- **REQUIREMENT**:
Repeat the data word for word. Do not include the pictures.

[Stored items]
*-*-*

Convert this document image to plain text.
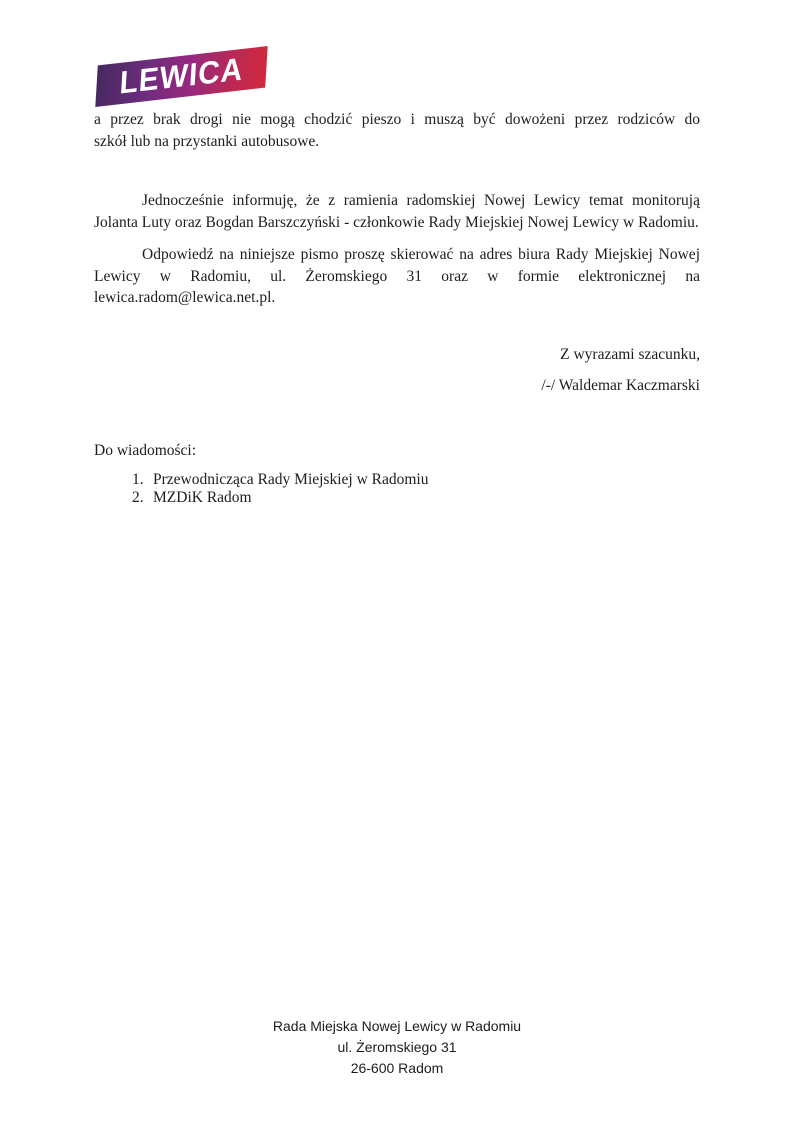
LEWICA
a przez brak drogi nie mogą chodzić pieszo i muszą być dowożeni przez rodziców do
szkół lub na przystanki autobusowe.
Jednocześnie informuję, że z ramienia radomskiej Nowej Lewicy temat monitorują
Jolanta Luty oraz Bogdan Barszczyński - członkowie Rady Miejskiej Nowej Lewicy w Radomiu.
Odpowiedź na niniejsze pismo proszę skierować na adres biura Rady Miejskiej Nowej
Lewicy w Radomiu, ul. Żeromskiego 31 oraz w formie elektronicznej na
lewica.radom@lewica.net.pl.
Z wyrazami szacunku,
/-/ Waldemar Kaczmarski
Do wiadomości:
1. Przewodnicząca Rady Miejskiej w Radomiu
2. MZDiK Radom
Rada Miejska Nowej Lewicy w Radomiu
ul. Żeromskiego 31
26-600 Radom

*-*-*

- **IN RESPONSE**:
Convert this document image to plain text.
LEWICA
a przez brak drogi nie mogą chodzić pieszo i muszą być dowożeni przez rodziców do
szkół lub na przystanki autobusowe.
Jednocześnie informuję, że z ramienia radomskiej Nowej Lewicy temat monitorują
Jolanta Luty oraz Bogdan Barszczyński - członkowie Rady Miejskiej Nowej Lewicy w Radomiu.
Odpowiedź na niniejsze pismo proszę skierować na adres biura Rady Miejskiej Nowej
Lewicy w Radomiu, ul. Żeromskiego 31 oraz w formie elektronicznej na
lewica.radom@lewica.net.pl.
Z wyrazami szacunku,
/-/ Waldemar Kaczmarski
Do wiadomości:
1. Przewodnicząca Rady Miejskiej w Radomiu
2. MZDiK Radom
Rada Miejska Nowej Lewicy w Radomiu
ul. Żeromskiego 31
26-600 Radom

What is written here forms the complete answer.